## Set task:
Retype the records below exactly as they appear, but leave out any pictures.

** START OF Provided data **

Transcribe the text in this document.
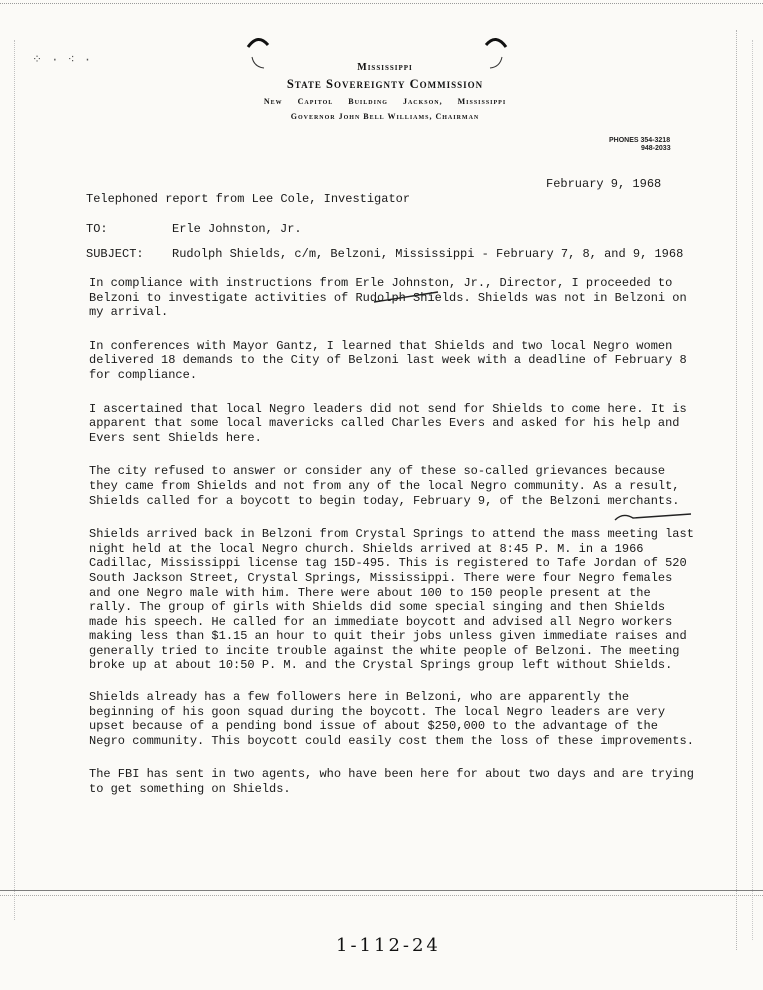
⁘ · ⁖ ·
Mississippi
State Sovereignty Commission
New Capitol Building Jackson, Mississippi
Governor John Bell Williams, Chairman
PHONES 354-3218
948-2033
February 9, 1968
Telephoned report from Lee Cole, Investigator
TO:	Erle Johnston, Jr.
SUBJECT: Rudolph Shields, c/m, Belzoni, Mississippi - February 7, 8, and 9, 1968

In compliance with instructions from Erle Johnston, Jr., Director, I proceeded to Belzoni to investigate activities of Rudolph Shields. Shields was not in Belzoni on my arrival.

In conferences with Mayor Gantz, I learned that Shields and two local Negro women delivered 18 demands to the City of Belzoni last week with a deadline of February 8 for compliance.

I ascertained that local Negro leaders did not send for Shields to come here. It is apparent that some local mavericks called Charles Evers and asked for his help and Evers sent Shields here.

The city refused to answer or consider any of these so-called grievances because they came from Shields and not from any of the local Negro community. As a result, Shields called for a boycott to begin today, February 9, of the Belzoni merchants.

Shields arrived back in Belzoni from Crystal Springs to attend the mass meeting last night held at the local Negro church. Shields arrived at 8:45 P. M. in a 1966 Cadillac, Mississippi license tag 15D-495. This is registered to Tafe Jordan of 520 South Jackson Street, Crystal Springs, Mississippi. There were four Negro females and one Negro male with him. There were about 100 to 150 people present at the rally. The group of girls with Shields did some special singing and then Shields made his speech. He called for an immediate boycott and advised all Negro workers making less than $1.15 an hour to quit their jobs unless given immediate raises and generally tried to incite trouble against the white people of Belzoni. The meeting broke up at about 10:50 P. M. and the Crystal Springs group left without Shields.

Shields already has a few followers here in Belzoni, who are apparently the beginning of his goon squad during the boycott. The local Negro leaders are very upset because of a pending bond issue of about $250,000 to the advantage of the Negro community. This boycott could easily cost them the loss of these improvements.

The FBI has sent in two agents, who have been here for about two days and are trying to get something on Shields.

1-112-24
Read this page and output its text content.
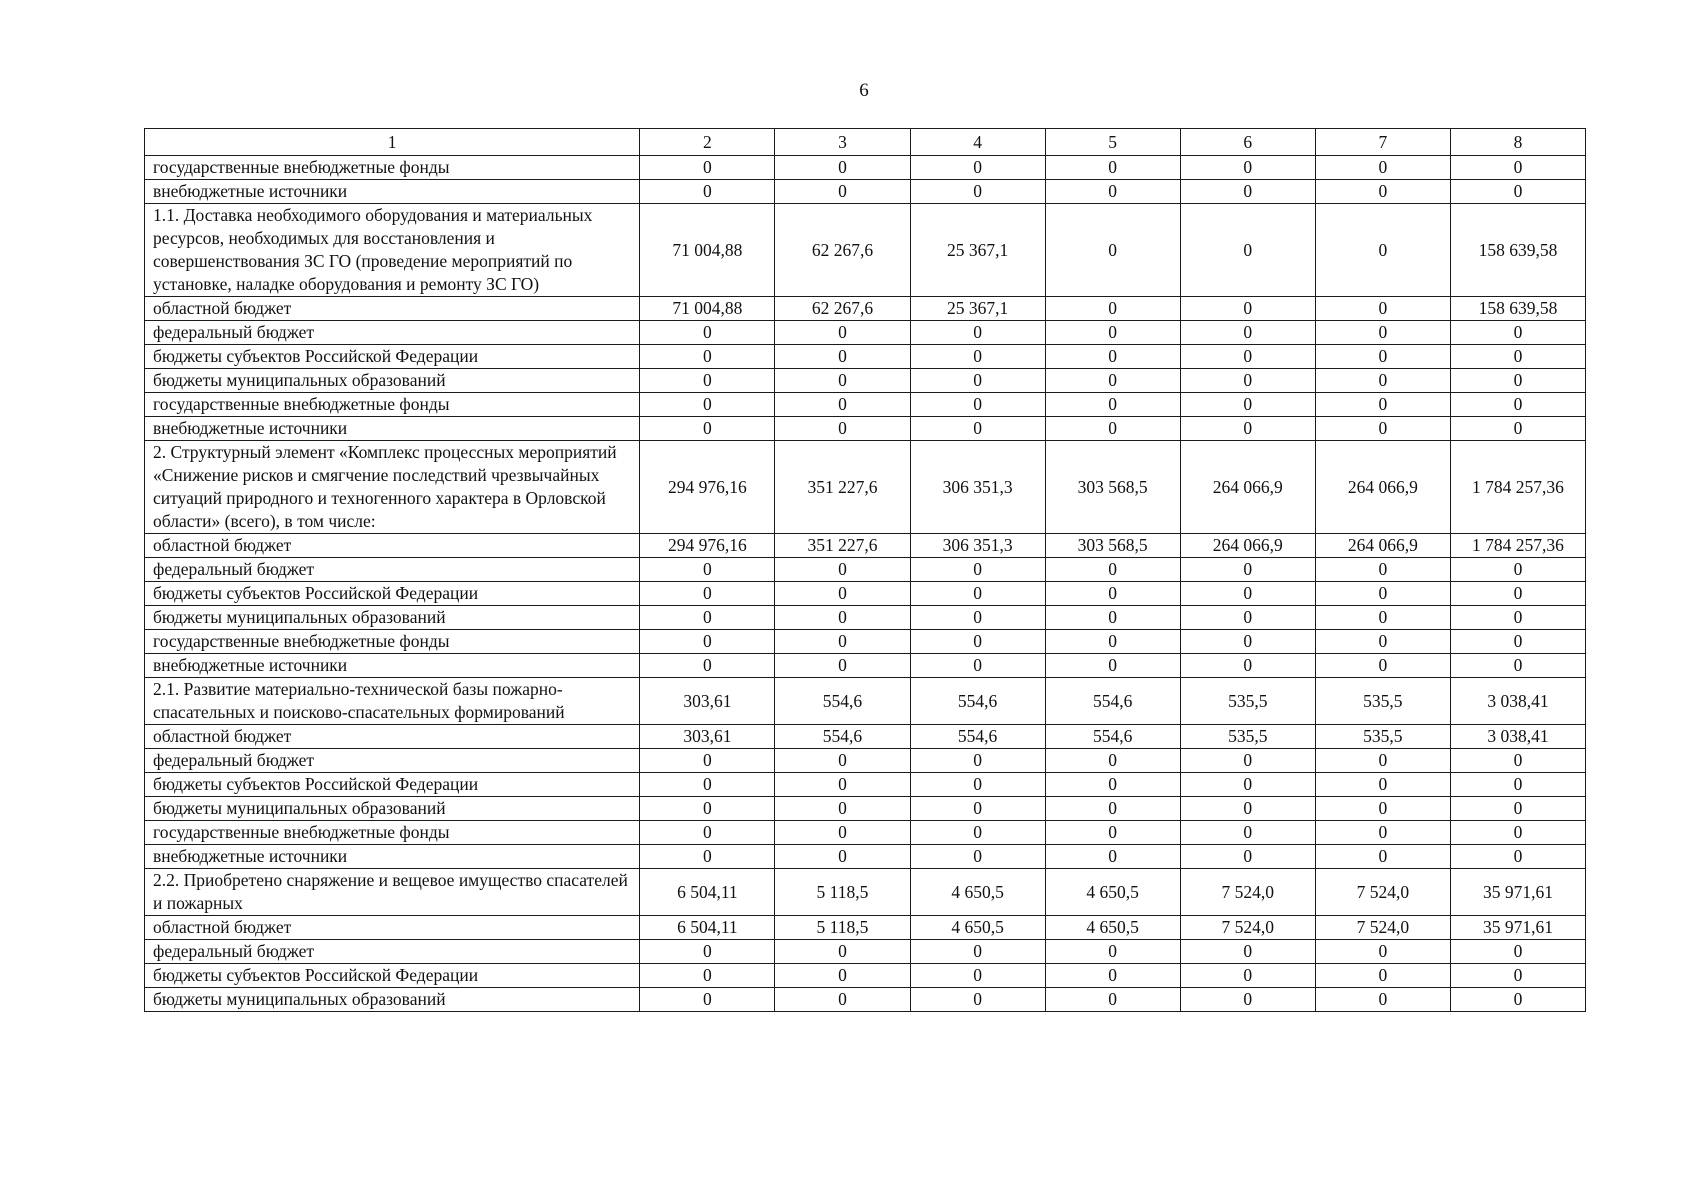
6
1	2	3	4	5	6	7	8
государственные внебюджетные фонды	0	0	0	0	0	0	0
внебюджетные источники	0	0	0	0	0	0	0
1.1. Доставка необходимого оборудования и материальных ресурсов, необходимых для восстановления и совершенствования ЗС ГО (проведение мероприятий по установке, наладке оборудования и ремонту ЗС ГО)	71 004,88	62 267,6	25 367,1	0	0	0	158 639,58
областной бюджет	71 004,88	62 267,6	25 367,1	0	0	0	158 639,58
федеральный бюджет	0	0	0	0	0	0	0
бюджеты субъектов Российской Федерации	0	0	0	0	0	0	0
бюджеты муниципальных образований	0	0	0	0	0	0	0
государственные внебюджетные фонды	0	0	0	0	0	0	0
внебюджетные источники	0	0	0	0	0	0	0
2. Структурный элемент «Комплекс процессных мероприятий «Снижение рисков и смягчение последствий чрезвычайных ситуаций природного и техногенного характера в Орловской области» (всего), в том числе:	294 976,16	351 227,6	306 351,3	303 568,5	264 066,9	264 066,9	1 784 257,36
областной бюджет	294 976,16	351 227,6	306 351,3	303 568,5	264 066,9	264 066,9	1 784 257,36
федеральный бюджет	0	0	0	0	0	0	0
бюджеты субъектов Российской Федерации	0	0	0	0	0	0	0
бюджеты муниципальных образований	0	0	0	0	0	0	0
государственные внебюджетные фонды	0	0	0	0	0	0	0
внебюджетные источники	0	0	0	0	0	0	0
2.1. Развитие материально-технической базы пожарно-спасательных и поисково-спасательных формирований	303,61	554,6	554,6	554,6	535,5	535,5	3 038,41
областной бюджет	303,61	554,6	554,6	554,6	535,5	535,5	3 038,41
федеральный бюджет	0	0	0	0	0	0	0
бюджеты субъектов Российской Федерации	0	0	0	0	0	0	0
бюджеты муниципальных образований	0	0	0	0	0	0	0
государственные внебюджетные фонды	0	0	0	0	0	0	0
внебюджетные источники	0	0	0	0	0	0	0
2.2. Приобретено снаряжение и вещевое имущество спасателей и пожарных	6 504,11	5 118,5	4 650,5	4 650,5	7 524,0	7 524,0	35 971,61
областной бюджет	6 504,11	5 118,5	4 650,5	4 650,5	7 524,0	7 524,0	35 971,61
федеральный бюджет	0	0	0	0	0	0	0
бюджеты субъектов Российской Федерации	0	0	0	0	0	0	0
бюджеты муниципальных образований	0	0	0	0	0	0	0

** END OF Provided data **

## Solution below:
Transcribe the text in this document.
⁘ · ⁖ ·
Mississippi
State Sovereignty Commission
New Capitol Building Jackson, Mississippi
Governor John Bell Williams, Chairman
PHONES 354-3218
948-2033
February 9, 1968
Telephoned report from Lee Cole, Investigator
TO:	Erle Johnston, Jr.
SUBJECT: Rudolph Shields, c/m, Belzoni, Mississippi - February 7, 8, and 9, 1968

In compliance with instructions from Erle Johnston, Jr., Director, I proceeded to Belzoni to investigate activities of Rudolph Shields. Shields was not in Belzoni on my arrival.

In conferences with Mayor Gantz, I learned that Shields and two local Negro women delivered 18 demands to the City of Belzoni last week with a deadline of February 8 for compliance.

I ascertained that local Negro leaders did not send for Shields to come here. It is apparent that some local mavericks called Charles Evers and asked for his help and Evers sent Shields here.

The city refused to answer or consider any of these so-called grievances because they came from Shields and not from any of the local Negro community. As a result, Shields called for a boycott to begin today, February 9, of the Belzoni merchants.

Shields arrived back in Belzoni from Crystal Springs to attend the mass meeting last night held at the local Negro church. Shields arrived at 8:45 P. M. in a 1966 Cadillac, Mississippi license tag 15D-495. This is registered to Tafe Jordan of 520 South Jackson Street, Crystal Springs, Mississippi. There were four Negro females and one Negro male with him. There were about 100 to 150 people present at the rally. The group of girls with Shields did some special singing and then Shields made his speech. He called for an immediate boycott and advised all Negro workers making less than $1.15 an hour to quit their jobs unless given immediate raises and generally tried to incite trouble against the white people of Belzoni. The meeting broke up at about 10:50 P. M. and the Crystal Springs group left without Shields.

Shields already has a few followers here in Belzoni, who are apparently the beginning of his goon squad during the boycott. The local Negro leaders are very upset because of a pending bond issue of about $250,000 to the advantage of the Negro community. This boycott could easily cost them the loss of these improvements.

The FBI has sent in two agents, who have been here for about two days and are trying to get something on Shields.

1-112-24
Read this page and output its text content.
6
1	2	3	4	5	6	7	8
государственные внебюджетные фонды	0	0	0	0	0	0	0
внебюджетные источники	0	0	0	0	0	0	0
1.1. Доставка необходимого оборудования и материальных ресурсов, необходимых для восстановления и совершенствования ЗС ГО (проведение мероприятий по установке, наладке оборудования и ремонту ЗС ГО)	71 004,88	62 267,6	25 367,1	0	0	0	158 639,58
областной бюджет	71 004,88	62 267,6	25 367,1	0	0	0	158 639,58
федеральный бюджет	0	0	0	0	0	0	0
бюджеты субъектов Российской Федерации	0	0	0	0	0	0	0
бюджеты муниципальных образований	0	0	0	0	0	0	0
государственные внебюджетные фонды	0	0	0	0	0	0	0
внебюджетные источники	0	0	0	0	0	0	0
2. Структурный элемент «Комплекс процессных мероприятий «Снижение рисков и смягчение последствий чрезвычайных ситуаций природного и техногенного характера в Орловской области» (всего), в том числе:	294 976,16	351 227,6	306 351,3	303 568,5	264 066,9	264 066,9	1 784 257,36
областной бюджет	294 976,16	351 227,6	306 351,3	303 568,5	264 066,9	264 066,9	1 784 257,36
федеральный бюджет	0	0	0	0	0	0	0
бюджеты субъектов Российской Федерации	0	0	0	0	0	0	0
бюджеты муниципальных образований	0	0	0	0	0	0	0
государственные внебюджетные фонды	0	0	0	0	0	0	0
внебюджетные источники	0	0	0	0	0	0	0
2.1. Развитие материально-технической базы пожарно-спасательных и поисково-спасательных формирований	303,61	554,6	554,6	554,6	535,5	535,5	3 038,41
областной бюджет	303,61	554,6	554,6	554,6	535,5	535,5	3 038,41
федеральный бюджет	0	0	0	0	0	0	0
бюджеты субъектов Российской Федерации	0	0	0	0	0	0	0
бюджеты муниципальных образований	0	0	0	0	0	0	0
государственные внебюджетные фонды	0	0	0	0	0	0	0
внебюджетные источники	0	0	0	0	0	0	0
2.2. Приобретено снаряжение и вещевое имущество спасателей и пожарных	6 504,11	5 118,5	4 650,5	4 650,5	7 524,0	7 524,0	35 971,61
областной бюджет	6 504,11	5 118,5	4 650,5	4 650,5	7 524,0	7 524,0	35 971,61
федеральный бюджет	0	0	0	0	0	0	0
бюджеты субъектов Российской Федерации	0	0	0	0	0	0	0
бюджеты муниципальных образований	0	0	0	0	0	0	0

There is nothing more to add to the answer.